CHALLENGE 1:
Quote the passage about Hulu's movie selection in full, word for word.

━━━

The movie selection on Hulu got a major overhaul after the streaming service cut ties with Criterion. Gone are the historic foreign films that served as a $7/month film school for aspiring cinephiles. In place of Ingmar Bergman and Jean-Luc Godard are a surprisingly deep catalog of quality blockbusters, engaging documentaries and arthouse films that made our Best of Movies of 2016 list. Unlike its competitors, which are putting more and more of their eggs in the TV basket, Hulu has recently gone the other direction. Only a few of these movies were on our 2016 version of the Best Movies on Hulu. If you initially signed up to stream your favorite sitcom or serial drama, you should take advantage of Hulu’s film collection.

You can also check out the best TV shows on Hulu. Or, for extensive guides to the best movies on other platforms like Netflix, HBO, Amazon Prime and The Best Movies in Theaters, visit the Paste Movie Guides.

━━━

CHALLENGE 2:
Show every line of the records that contains the string "banner".

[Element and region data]
━━━

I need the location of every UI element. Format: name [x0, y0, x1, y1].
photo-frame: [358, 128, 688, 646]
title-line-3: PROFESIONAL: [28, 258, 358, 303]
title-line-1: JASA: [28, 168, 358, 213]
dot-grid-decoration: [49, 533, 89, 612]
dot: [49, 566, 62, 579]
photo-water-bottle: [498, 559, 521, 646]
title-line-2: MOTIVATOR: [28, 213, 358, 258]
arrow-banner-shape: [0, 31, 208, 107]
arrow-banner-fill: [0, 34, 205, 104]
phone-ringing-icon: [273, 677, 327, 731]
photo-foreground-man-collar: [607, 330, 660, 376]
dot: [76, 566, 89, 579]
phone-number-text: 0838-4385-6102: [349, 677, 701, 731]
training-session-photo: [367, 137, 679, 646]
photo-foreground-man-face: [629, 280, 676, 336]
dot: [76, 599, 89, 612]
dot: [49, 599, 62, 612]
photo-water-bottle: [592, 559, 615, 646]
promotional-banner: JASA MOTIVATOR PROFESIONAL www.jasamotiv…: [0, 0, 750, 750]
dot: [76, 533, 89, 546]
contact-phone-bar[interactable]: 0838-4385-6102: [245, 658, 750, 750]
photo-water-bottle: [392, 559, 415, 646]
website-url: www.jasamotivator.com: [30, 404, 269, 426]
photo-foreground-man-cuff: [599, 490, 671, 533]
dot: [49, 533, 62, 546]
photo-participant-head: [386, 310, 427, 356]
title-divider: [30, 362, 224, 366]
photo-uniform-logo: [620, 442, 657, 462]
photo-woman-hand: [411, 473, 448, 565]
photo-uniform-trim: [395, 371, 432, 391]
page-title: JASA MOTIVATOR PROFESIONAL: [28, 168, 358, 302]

━━━

EXPECTED ANSWER 1:
The movie selection on Hulu got a major overhaul after the streaming service cut ties with Criterion. Gone are the historic foreign films that served as a $7/month film school for aspiring cinephiles. In place of Ingmar Bergman and Jean-Luc Godard are a surprisingly deep catalog of quality blockbusters, engaging documentaries and arthouse films that made our Best of Movies of 2016 list. Unlike its competitors, which are putting more and more of their eggs in the TV basket, Hulu has recently gone the other direction. Only a few of these movies were on our 2016 version of the Best Movies on Hulu. If you initially signed up to stream your favorite sitcom or serial drama, you should take advantage of Hulu’s film collection.

You can also check out the best TV shows on Hulu. Or, for extensive guides to the best movies on other platforms like Netflix, HBO, Amazon Prime and The Best Movies in Theaters, visit the Paste Movie Guides.

EXPECTED ANSWER 2:
arrow-banner-shape: [0, 31, 208, 107]
arrow-banner-fill: [0, 34, 205, 104]
promotional-banner: JASA MOTIVATOR PROFESIONAL www.jasamotiv…: [0, 0, 750, 750]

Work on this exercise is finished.